**What you will do:**
Scan the data below for the string "genomfördes". Copy every line where it appears.

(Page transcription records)

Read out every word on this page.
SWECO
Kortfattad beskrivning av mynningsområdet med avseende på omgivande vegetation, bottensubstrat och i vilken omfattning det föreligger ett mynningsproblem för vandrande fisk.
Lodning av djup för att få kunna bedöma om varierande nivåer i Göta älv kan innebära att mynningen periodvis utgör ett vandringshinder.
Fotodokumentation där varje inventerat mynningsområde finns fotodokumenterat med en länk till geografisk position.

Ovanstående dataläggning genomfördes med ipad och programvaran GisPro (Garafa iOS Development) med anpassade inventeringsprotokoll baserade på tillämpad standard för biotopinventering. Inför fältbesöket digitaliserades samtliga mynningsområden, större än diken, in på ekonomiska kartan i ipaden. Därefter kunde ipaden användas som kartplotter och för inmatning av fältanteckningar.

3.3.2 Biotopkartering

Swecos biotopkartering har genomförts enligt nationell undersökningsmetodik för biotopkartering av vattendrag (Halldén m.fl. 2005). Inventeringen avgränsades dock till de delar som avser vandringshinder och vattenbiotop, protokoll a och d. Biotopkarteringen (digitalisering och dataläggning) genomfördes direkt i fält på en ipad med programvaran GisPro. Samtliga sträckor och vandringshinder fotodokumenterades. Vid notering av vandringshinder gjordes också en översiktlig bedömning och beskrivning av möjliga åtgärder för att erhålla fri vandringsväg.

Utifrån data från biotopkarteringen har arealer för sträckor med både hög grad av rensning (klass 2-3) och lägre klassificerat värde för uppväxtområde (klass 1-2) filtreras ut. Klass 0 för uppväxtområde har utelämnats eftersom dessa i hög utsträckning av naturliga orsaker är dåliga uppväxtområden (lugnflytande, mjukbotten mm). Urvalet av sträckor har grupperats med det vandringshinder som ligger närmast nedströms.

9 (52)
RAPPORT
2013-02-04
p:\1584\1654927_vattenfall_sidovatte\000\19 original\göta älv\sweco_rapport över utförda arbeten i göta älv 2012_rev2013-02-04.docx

**Response box:**
Ovanstående dataläggning genomfördes med ipad och programvaran GisPro (Garafa iOS Development) med anpassade inventeringsprotokoll baserade på tillämpad standard för biotopinventering. Inför fältbesöket digitaliserades samtliga mynningsområden, större än diken, in på ekonomiska kartan i ipaden. Därefter kunde ipaden användas som kartplotter och för inmatning av fältanteckningar.
Swecos biotopkartering har genomförts enligt nationell undersökningsmetodik för biotopkartering av vattendrag (Halldén m.fl. 2005). Inventeringen avgränsades dock till de delar som avser vandringshinder och vattenbiotop, protokoll a och d. Biotopkarteringen (digitalisering och dataläggning) genomfördes direkt i fält på en ipad med programvaran GisPro. Samtliga sträckor och vandringshinder fotodokumenterades. Vid notering av vandringshinder gjordes också en översiktlig bedömning och beskrivning av möjliga åtgärder för att erhålla fri vandringsväg.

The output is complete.